What is required: Extract, from the listing that follows, each line containing the word "information".

+ + + + +

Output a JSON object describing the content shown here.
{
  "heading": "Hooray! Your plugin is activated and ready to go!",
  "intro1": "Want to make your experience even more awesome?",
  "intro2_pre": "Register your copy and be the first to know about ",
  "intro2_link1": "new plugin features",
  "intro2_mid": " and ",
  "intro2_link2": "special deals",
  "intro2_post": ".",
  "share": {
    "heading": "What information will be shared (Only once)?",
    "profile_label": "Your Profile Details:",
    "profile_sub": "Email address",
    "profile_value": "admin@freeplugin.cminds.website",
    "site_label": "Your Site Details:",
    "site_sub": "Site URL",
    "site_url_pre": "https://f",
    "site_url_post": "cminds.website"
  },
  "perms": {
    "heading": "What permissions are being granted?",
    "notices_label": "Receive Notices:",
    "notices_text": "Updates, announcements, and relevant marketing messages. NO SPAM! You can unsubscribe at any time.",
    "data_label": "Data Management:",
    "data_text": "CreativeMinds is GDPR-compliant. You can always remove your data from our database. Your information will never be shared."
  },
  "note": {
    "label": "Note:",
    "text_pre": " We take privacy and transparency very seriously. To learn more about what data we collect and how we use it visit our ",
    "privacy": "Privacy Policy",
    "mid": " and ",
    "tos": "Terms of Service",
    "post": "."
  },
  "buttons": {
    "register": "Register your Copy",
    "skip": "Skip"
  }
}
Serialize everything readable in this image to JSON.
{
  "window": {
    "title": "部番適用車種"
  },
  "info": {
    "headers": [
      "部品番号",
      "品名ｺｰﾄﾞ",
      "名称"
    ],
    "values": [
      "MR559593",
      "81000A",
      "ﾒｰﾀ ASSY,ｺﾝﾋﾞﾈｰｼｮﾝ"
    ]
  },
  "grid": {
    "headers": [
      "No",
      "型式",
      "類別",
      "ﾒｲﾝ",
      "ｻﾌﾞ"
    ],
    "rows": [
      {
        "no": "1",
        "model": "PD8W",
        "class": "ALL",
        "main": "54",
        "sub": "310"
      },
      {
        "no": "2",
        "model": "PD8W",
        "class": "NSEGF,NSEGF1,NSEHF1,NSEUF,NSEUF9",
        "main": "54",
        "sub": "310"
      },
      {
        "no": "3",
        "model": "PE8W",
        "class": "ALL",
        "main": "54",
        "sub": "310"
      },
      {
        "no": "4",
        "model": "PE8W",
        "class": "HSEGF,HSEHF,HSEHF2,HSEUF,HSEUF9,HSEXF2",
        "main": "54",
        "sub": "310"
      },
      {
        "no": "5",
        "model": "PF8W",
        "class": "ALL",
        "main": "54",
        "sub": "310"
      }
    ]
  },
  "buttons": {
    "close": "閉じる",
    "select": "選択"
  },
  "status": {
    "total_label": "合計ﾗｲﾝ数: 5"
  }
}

+ + + + +

Full response:
    "heading": "What information will be shared (Only once)?",
    "data_text": "CreativeMinds is GDPR-compliant. You can always remove your data from our database. Your information will never be shared."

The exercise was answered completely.